--- start Rows ---
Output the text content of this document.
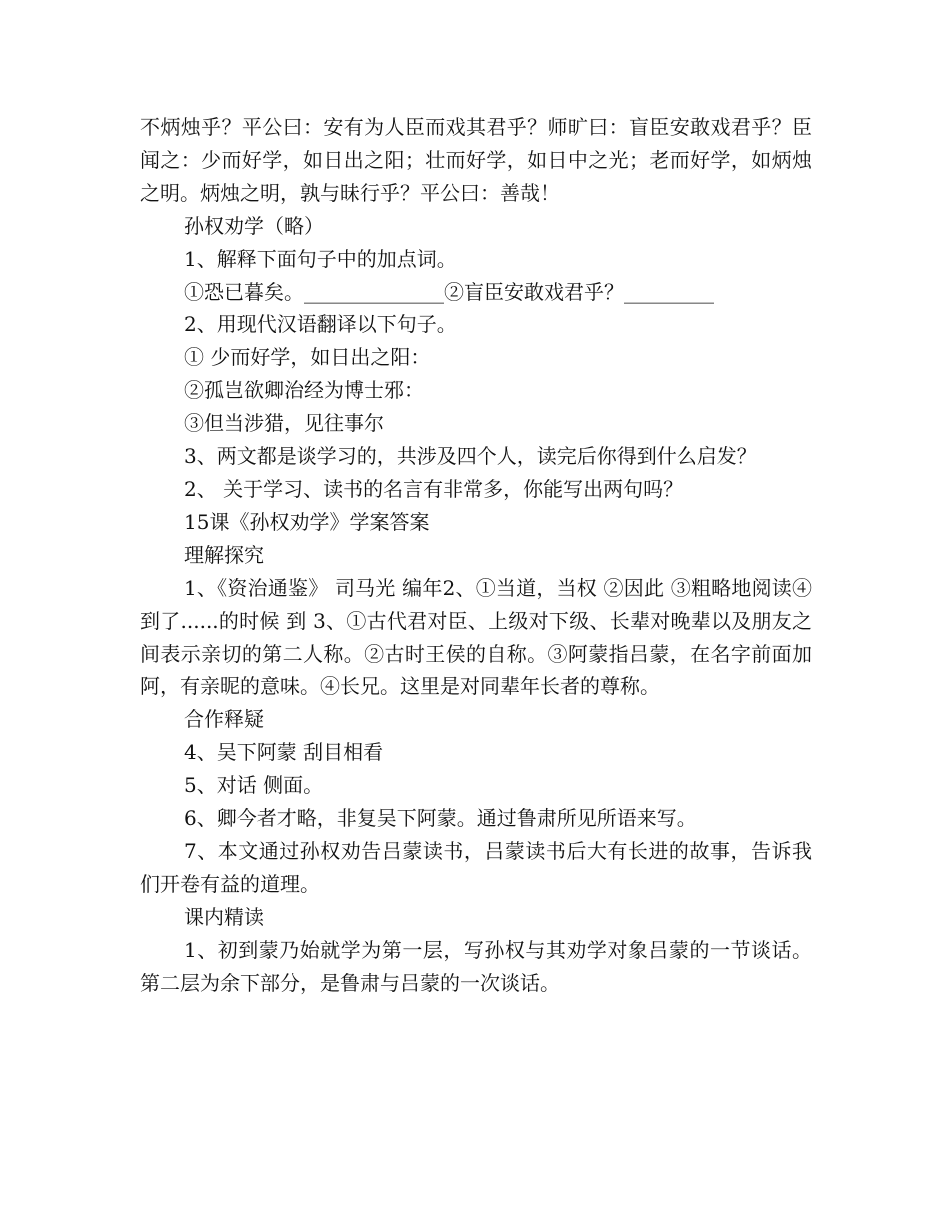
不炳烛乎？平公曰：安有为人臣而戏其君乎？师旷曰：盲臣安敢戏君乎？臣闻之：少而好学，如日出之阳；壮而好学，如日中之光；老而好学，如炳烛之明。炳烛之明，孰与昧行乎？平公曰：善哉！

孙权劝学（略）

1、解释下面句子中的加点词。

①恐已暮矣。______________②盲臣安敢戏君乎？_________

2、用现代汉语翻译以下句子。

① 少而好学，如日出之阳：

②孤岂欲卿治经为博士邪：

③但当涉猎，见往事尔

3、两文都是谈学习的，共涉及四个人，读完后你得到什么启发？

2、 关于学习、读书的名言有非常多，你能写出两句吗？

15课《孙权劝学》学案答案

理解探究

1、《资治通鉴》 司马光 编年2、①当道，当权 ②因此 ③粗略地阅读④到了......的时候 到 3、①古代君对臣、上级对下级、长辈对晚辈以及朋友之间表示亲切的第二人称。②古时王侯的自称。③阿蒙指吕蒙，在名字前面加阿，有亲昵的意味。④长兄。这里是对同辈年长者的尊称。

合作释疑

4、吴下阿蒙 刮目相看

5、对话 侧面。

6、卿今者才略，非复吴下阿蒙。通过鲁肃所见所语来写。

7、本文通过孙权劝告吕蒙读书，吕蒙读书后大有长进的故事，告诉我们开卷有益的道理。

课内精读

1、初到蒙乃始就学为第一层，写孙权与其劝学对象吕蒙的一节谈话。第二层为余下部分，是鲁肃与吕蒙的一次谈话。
--- end Rows ---
--- start Rows ---
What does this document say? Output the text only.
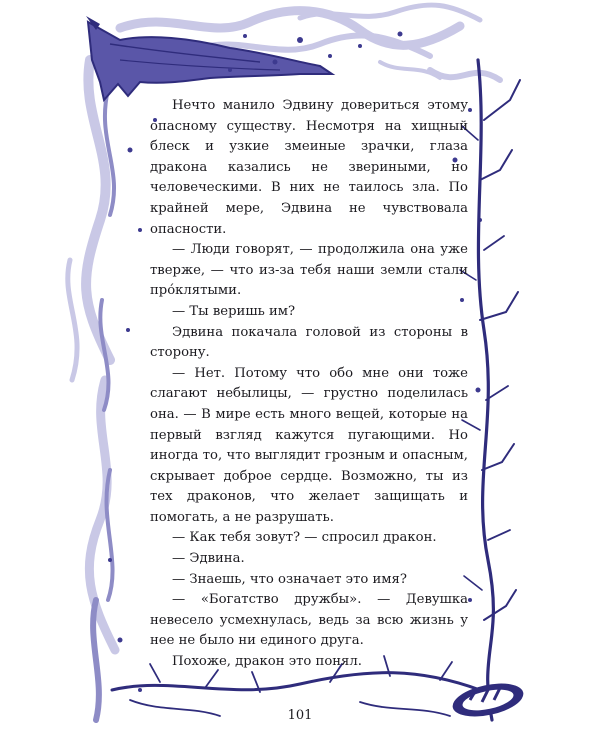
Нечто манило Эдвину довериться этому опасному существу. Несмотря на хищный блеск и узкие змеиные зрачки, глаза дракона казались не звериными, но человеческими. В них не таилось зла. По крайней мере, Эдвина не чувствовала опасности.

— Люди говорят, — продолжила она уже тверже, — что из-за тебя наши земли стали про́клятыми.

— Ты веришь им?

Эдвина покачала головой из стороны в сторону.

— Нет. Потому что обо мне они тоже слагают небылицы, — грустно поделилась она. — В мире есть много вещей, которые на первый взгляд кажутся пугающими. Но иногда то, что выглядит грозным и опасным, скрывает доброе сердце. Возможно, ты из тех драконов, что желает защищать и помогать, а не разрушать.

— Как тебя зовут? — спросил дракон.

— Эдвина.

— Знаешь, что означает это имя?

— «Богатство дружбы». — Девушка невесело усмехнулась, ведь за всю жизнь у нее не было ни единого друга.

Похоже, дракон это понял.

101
--- end Rows ---
The exercise
Copy all lines from the entries that contain the word "this".

Exercise answer
Output the text content of this document.
What does this document say? Output the text only.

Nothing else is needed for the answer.